◆ Extracted entries:
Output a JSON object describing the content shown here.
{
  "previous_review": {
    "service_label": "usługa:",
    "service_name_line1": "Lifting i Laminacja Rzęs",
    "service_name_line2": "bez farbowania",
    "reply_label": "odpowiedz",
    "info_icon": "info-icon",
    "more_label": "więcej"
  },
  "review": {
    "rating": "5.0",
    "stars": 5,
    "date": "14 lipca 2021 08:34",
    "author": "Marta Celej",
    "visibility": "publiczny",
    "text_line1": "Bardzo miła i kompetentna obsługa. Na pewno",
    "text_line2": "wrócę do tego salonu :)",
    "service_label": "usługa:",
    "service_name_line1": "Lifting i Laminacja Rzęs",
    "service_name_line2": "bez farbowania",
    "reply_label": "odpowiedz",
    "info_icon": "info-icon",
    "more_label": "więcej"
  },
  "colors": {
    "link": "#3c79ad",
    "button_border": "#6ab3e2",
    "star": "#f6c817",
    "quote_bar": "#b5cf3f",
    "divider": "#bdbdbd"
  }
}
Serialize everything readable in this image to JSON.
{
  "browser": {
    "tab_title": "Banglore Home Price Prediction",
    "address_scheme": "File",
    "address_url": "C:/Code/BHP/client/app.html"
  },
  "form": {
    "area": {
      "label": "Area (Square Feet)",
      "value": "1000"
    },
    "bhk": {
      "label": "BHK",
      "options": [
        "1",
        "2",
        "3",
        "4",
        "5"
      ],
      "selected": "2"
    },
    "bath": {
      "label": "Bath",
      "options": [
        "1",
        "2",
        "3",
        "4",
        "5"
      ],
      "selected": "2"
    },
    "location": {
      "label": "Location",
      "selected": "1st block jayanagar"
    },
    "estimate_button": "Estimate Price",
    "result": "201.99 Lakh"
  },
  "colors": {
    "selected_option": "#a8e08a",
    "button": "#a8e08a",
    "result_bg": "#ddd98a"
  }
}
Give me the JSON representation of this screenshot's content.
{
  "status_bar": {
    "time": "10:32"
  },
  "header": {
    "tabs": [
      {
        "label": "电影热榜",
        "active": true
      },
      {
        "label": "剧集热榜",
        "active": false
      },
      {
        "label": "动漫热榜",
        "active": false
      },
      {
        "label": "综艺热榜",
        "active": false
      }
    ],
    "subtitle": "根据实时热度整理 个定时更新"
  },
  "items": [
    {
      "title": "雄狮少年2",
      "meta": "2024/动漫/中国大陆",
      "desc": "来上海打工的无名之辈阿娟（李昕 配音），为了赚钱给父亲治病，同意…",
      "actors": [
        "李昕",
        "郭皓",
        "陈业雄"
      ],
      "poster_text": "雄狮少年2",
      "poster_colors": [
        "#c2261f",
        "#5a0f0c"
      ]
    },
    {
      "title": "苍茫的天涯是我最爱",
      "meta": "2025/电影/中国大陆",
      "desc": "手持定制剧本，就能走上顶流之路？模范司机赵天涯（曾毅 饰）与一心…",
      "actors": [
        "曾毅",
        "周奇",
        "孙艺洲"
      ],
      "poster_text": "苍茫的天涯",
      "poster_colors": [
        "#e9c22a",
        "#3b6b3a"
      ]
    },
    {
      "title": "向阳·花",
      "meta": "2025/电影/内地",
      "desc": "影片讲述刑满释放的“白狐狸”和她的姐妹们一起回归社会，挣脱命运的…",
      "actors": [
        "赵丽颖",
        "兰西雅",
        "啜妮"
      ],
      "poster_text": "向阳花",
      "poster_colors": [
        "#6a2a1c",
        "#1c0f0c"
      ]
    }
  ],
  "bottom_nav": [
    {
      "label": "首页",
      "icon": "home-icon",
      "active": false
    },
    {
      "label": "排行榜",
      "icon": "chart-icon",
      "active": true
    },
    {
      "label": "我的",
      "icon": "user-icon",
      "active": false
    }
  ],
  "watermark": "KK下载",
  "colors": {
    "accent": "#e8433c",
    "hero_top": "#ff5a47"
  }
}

◆ What you are asked to do: Retype the records that precede this task, keeping them exactly the same.

◆ Reply:
Output a JSON object describing the content shown here.
{
  "previous_review": {
    "service_label": "usługa:",
    "service_name_line1": "Lifting i Laminacja Rzęs",
    "service_name_line2": "bez farbowania",
    "reply_label": "odpowiedz",
    "info_icon": "info-icon",
    "more_label": "więcej"
  },
  "review": {
    "rating": "5.0",
    "stars": 5,
    "date": "14 lipca 2021 08:34",
    "author": "Marta Celej",
    "visibility": "publiczny",
    "text_line1": "Bardzo miła i kompetentna obsługa. Na pewno",
    "text_line2": "wrócę do tego salonu :)",
    "service_label": "usługa:",
    "service_name_line1": "Lifting i Laminacja Rzęs",
    "service_name_line2": "bez farbowania",
    "reply_label": "odpowiedz",
    "info_icon": "info-icon",
    "more_label": "więcej"
  },
  "colors": {
    "link": "#3c79ad",
    "button_border": "#6ab3e2",
    "star": "#f6c817",
    "quote_bar": "#b5cf3f",
    "divider": "#bdbdbd"
  }
}
Serialize everything readable in this image to JSON.
{
  "browser": {
    "tab_title": "Banglore Home Price Prediction",
    "address_scheme": "File",
    "address_url": "C:/Code/BHP/client/app.html"
  },
  "form": {
    "area": {
      "label": "Area (Square Feet)",
      "value": "1000"
    },
    "bhk": {
      "label": "BHK",
      "options": [
        "1",
        "2",
        "3",
        "4",
        "5"
      ],
      "selected": "2"
    },
    "bath": {
      "label": "Bath",
      "options": [
        "1",
        "2",
        "3",
        "4",
        "5"
      ],
      "selected": "2"
    },
    "location": {
      "label": "Location",
      "selected": "1st block jayanagar"
    },
    "estimate_button": "Estimate Price",
    "result": "201.99 Lakh"
  },
  "colors": {
    "selected_option": "#a8e08a",
    "button": "#a8e08a",
    "result_bg": "#ddd98a"
  }
}
Give me the JSON representation of this screenshot's content.
{
  "status_bar": {
    "time": "10:32"
  },
  "header": {
    "tabs": [
      {
        "label": "电影热榜",
        "active": true
      },
      {
        "label": "剧集热榜",
        "active": false
      },
      {
        "label": "动漫热榜",
        "active": false
      },
      {
        "label": "综艺热榜",
        "active": false
      }
    ],
    "subtitle": "根据实时热度整理 个定时更新"
  },
  "items": [
    {
      "title": "雄狮少年2",
      "meta": "2024/动漫/中国大陆",
      "desc": "来上海打工的无名之辈阿娟（李昕 配音），为了赚钱给父亲治病，同意…",
      "actors": [
        "李昕",
        "郭皓",
        "陈业雄"
      ],
      "poster_text": "雄狮少年2",
      "poster_colors": [
        "#c2261f",
        "#5a0f0c"
      ]
    },
    {
      "title": "苍茫的天涯是我最爱",
      "meta": "2025/电影/中国大陆",
      "desc": "手持定制剧本，就能走上顶流之路？模范司机赵天涯（曾毅 饰）与一心…",
      "actors": [
        "曾毅",
        "周奇",
        "孙艺洲"
      ],
      "poster_text": "苍茫的天涯",
      "poster_colors": [
        "#e9c22a",
        "#3b6b3a"
      ]
    },
    {
      "title": "向阳·花",
      "meta": "2025/电影/内地",
      "desc": "影片讲述刑满释放的“白狐狸”和她的姐妹们一起回归社会，挣脱命运的…",
      "actors": [
        "赵丽颖",
        "兰西雅",
        "啜妮"
      ],
      "poster_text": "向阳花",
      "poster_colors": [
        "#6a2a1c",
        "#1c0f0c"
      ]
    }
  ],
  "bottom_nav": [
    {
      "label": "首页",
      "icon": "home-icon",
      "active": false
    },
    {
      "label": "排行榜",
      "icon": "chart-icon",
      "active": true
    },
    {
      "label": "我的",
      "icon": "user-icon",
      "active": false
    }
  ],
  "watermark": "KK下载",
  "colors": {
    "accent": "#e8433c",
    "hero_top": "#ff5a47"
  }
}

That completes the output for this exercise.